Task to complete
Gather all lines from the material that contain "Prev".

--- BEGIN Supplied material ---

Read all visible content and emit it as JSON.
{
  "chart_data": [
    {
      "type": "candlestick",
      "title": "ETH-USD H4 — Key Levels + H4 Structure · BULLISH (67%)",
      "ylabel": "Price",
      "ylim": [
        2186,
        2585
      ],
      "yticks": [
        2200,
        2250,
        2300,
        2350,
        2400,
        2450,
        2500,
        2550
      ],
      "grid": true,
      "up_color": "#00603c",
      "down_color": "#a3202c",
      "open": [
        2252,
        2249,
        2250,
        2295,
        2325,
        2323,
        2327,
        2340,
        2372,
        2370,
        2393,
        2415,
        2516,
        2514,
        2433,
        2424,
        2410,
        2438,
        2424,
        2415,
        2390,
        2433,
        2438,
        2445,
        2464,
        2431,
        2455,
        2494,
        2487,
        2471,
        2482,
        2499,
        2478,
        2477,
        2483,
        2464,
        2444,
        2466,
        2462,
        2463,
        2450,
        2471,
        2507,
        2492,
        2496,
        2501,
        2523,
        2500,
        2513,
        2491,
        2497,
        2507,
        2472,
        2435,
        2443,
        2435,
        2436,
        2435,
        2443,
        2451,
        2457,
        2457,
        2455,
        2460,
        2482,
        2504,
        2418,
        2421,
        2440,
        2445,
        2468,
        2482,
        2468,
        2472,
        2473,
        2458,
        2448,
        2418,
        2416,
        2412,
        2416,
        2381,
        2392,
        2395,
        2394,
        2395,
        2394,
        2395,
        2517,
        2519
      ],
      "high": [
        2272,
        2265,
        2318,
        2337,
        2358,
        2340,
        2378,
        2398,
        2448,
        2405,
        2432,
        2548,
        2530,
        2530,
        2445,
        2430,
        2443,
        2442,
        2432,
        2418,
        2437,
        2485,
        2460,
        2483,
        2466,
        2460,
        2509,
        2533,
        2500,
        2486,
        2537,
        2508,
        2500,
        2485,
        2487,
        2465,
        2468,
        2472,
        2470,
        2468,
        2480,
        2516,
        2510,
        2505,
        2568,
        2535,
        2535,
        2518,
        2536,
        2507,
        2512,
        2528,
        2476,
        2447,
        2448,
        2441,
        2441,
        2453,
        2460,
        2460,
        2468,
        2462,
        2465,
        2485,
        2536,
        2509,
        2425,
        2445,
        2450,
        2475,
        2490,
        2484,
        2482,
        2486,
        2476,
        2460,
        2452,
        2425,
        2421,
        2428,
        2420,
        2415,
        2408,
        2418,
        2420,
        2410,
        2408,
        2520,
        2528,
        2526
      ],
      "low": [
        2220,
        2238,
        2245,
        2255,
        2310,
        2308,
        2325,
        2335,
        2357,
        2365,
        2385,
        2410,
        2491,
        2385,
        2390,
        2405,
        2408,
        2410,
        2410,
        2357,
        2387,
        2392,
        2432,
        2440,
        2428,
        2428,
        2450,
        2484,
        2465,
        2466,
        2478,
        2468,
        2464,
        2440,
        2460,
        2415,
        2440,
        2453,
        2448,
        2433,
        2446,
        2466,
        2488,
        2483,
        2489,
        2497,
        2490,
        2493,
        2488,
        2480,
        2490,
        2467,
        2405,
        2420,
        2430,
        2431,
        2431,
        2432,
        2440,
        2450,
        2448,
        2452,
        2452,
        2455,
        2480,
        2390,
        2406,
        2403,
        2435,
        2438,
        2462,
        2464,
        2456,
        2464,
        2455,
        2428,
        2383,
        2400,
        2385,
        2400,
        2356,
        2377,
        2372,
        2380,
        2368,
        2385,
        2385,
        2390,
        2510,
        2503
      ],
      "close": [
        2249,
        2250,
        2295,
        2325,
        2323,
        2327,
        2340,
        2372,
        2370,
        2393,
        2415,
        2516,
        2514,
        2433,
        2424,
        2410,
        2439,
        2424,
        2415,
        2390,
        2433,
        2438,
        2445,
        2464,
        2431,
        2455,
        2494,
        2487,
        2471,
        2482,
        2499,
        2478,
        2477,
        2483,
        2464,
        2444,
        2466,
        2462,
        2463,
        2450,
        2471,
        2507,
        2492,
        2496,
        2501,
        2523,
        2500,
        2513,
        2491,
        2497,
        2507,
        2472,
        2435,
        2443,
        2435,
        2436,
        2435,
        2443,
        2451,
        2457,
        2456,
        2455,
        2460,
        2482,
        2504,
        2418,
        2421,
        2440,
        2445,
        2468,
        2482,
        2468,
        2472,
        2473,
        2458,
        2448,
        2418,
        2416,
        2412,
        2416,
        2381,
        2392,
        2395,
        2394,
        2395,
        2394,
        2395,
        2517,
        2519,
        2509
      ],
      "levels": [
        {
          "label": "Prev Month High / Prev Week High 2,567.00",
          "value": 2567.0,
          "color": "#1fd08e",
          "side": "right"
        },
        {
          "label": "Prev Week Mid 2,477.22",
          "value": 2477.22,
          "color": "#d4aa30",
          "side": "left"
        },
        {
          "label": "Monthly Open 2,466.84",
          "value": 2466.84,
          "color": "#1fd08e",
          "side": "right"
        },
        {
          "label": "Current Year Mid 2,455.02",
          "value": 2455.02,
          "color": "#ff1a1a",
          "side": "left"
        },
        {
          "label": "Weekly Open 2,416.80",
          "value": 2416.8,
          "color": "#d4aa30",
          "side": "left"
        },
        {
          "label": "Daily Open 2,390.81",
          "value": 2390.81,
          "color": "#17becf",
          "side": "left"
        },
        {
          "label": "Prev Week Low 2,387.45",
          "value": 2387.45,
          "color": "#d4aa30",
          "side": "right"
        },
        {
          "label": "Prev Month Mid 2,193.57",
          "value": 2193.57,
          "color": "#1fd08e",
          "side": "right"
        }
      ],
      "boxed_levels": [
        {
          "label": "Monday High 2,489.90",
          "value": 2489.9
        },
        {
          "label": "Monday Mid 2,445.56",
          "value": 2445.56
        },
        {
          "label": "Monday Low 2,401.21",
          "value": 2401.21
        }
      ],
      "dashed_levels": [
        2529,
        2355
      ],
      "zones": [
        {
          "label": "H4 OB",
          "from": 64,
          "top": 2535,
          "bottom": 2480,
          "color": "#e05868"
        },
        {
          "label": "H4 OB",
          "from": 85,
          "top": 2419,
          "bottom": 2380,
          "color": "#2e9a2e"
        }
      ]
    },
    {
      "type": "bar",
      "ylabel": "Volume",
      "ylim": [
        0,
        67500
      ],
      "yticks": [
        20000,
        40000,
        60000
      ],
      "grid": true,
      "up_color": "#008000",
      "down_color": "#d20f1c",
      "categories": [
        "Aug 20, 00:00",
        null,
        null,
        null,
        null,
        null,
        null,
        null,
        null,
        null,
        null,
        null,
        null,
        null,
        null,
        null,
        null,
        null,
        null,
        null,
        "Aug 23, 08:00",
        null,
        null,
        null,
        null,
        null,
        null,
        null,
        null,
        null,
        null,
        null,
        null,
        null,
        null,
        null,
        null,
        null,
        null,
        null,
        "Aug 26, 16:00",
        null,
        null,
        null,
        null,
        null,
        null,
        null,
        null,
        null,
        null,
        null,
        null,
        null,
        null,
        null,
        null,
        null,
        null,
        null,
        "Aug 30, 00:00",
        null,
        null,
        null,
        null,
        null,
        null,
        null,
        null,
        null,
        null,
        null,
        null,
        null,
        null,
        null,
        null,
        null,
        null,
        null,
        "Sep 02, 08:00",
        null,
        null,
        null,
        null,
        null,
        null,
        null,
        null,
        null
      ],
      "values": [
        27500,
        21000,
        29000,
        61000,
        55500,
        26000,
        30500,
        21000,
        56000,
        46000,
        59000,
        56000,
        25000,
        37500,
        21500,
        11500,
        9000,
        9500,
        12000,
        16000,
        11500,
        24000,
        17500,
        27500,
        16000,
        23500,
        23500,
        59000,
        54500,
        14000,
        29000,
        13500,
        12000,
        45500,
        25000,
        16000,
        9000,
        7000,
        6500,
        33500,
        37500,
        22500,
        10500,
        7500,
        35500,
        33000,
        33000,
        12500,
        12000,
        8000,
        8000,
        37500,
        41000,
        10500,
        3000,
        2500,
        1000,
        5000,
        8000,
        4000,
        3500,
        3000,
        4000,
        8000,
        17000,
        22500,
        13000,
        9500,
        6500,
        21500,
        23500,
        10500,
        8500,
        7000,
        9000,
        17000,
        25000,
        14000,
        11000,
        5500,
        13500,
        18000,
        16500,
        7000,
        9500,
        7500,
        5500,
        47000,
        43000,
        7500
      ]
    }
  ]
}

--- END Supplied material ---

Result of the exercise
          "label": "Prev Month High / Prev Week High 2,567.00",
          "label": "Prev Week Mid 2,477.22",
          "label": "Prev Week Low 2,387.45",
          "label": "Prev Month Mid 2,193.57",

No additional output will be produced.